> **SUPPLIED MATERIAL**
^^^^^^^^
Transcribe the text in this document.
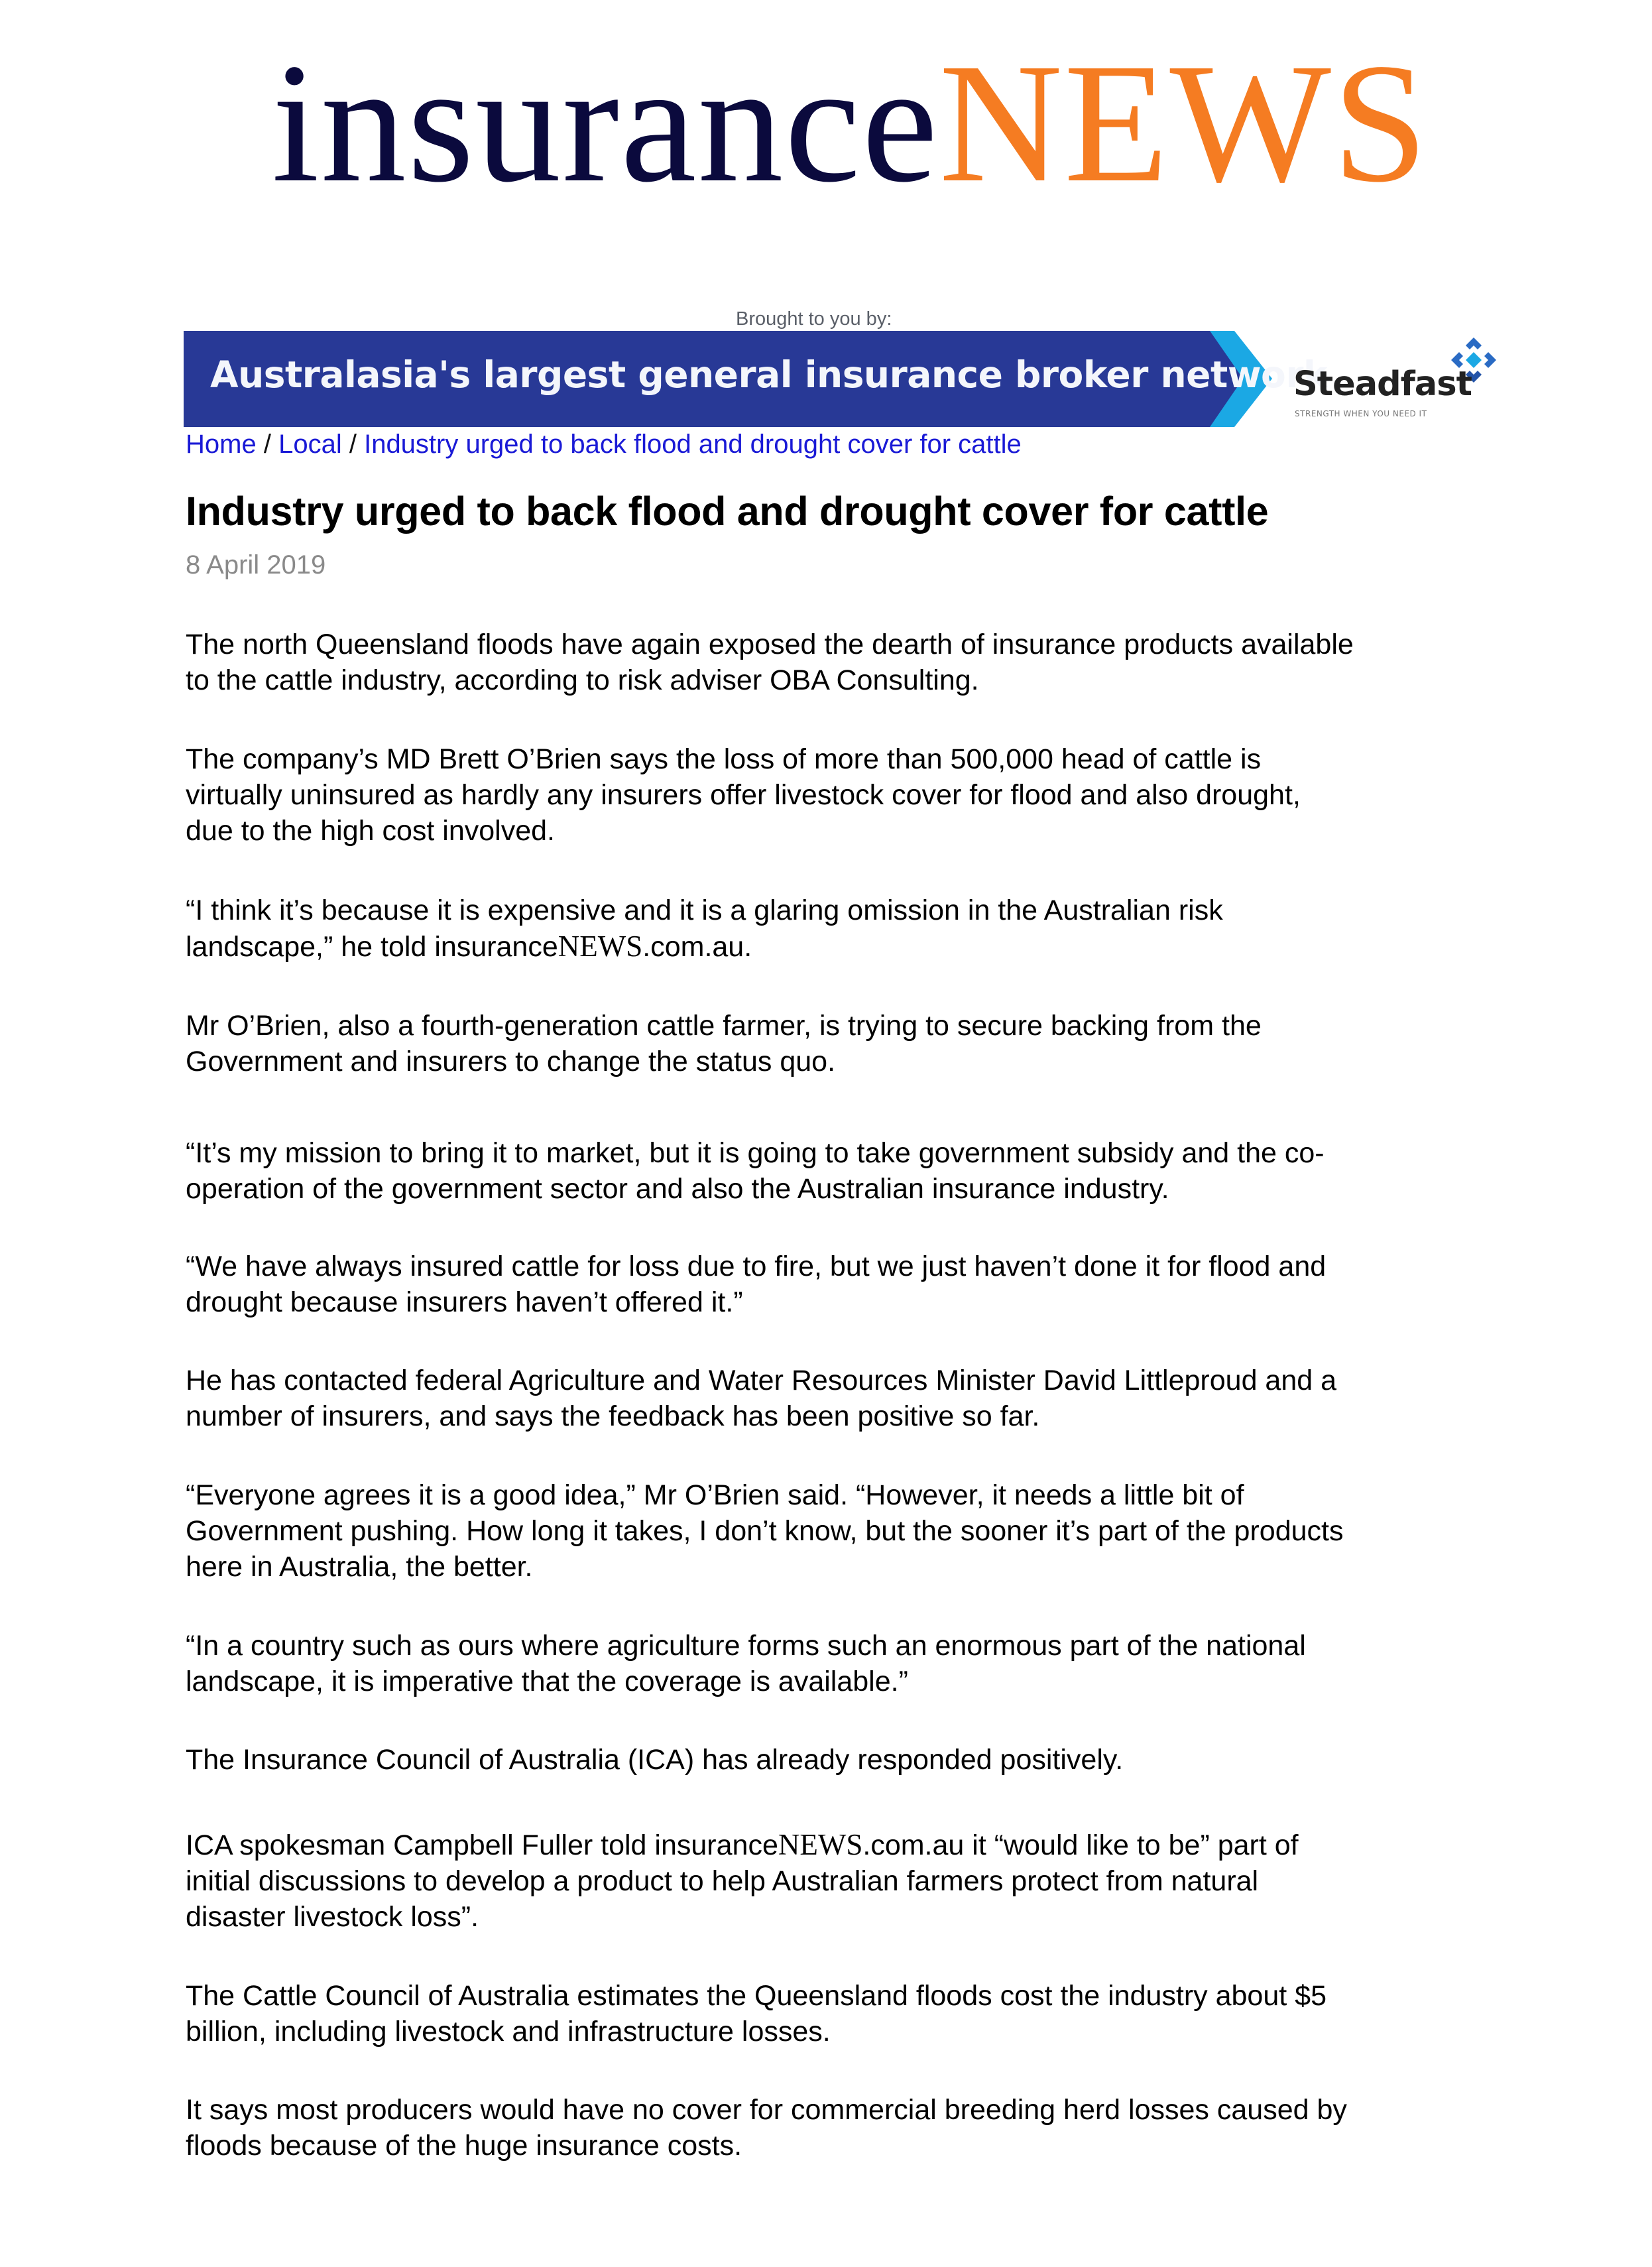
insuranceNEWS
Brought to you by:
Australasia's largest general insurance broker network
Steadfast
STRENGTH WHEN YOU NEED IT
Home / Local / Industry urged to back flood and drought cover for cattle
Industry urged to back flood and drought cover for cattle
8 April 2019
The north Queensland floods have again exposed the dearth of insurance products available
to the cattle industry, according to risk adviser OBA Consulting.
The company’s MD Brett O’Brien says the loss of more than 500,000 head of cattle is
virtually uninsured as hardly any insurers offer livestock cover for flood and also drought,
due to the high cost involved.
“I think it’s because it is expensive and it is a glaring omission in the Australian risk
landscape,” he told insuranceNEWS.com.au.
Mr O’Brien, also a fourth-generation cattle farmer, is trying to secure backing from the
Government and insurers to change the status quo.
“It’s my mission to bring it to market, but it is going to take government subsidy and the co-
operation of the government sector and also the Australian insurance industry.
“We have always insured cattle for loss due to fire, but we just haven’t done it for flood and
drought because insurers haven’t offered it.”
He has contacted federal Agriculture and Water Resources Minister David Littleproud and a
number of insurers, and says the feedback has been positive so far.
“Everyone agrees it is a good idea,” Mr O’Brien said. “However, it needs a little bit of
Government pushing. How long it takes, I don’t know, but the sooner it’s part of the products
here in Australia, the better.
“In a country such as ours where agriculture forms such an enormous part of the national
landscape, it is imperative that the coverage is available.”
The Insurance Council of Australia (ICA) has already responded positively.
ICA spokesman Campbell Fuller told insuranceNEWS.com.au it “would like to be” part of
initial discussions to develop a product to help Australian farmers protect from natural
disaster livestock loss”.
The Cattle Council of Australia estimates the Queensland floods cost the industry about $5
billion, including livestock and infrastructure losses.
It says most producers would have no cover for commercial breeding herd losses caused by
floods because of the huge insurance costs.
^^^^^^^^
> **EXERCISE REQUIREMENTS**
Look through the data above. Copy every line with the string "haven" in it.

> **FINISHED EXERCISE**
“We have always insured cattle for loss due to fire, but we just haven’t done it for flood and
drought because insurers haven’t offered it.”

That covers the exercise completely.